— Start DATA SUPPLIED —

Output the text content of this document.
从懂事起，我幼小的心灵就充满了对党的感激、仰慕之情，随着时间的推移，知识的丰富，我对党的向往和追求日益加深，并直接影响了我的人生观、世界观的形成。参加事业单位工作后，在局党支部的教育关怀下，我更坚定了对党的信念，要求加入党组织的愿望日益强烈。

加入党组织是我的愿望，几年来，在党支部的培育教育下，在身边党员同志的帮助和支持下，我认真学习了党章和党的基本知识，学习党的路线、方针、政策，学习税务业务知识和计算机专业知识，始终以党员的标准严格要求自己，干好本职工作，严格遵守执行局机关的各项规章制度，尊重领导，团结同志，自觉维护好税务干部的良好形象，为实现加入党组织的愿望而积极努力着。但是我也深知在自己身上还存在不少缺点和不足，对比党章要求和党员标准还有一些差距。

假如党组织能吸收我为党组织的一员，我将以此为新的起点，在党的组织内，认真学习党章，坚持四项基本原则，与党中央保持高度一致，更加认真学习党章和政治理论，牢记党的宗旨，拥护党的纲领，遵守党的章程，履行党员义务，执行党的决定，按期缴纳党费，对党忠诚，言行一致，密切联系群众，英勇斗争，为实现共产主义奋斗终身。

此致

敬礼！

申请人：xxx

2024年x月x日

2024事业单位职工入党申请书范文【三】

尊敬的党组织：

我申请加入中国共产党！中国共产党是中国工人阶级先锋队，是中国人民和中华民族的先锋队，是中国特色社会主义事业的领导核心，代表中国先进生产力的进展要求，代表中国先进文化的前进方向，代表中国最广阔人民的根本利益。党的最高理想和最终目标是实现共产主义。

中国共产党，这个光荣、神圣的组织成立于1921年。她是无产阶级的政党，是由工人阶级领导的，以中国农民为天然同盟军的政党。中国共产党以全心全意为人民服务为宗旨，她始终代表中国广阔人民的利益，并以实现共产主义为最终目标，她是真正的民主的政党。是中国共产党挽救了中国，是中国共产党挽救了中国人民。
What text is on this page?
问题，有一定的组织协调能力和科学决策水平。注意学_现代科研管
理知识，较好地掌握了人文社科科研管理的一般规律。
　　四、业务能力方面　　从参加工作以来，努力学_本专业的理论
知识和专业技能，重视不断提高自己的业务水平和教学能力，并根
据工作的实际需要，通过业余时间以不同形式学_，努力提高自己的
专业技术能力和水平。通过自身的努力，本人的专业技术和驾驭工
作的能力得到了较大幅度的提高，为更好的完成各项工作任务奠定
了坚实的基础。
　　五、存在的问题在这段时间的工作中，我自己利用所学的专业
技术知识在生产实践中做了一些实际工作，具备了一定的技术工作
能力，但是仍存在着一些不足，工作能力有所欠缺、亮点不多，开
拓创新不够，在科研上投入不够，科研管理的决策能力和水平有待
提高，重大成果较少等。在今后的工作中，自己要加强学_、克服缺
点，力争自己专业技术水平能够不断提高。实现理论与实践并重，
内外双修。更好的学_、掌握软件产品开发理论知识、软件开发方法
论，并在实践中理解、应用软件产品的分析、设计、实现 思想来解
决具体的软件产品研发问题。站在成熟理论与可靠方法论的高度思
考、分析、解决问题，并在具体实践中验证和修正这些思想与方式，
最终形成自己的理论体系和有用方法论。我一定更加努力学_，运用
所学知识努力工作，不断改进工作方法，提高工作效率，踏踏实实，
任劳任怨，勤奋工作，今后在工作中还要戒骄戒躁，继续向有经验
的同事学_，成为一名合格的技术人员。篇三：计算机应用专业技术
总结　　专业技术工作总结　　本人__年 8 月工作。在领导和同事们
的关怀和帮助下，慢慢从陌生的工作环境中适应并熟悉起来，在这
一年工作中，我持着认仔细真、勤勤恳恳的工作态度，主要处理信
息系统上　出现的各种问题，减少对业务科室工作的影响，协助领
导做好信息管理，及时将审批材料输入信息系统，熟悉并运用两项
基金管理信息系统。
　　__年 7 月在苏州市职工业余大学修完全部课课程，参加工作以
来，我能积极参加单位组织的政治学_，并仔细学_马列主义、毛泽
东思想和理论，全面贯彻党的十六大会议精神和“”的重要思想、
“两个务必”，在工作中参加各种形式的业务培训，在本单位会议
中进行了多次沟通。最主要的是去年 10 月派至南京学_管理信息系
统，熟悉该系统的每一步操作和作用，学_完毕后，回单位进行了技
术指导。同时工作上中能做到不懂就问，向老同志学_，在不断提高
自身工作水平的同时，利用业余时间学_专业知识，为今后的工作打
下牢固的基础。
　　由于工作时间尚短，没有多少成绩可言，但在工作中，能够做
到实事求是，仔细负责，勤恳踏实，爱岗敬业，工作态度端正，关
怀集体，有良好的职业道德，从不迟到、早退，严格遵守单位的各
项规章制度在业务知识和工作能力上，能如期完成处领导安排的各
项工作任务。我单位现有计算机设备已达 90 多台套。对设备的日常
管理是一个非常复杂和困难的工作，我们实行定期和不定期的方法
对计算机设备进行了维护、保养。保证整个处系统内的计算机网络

— End DATA SUPPLIED —

#### EXERCISE DETAILS:
Work out the number of lines above that include the string "this" and write only that number.

#### TASK RESULT:
2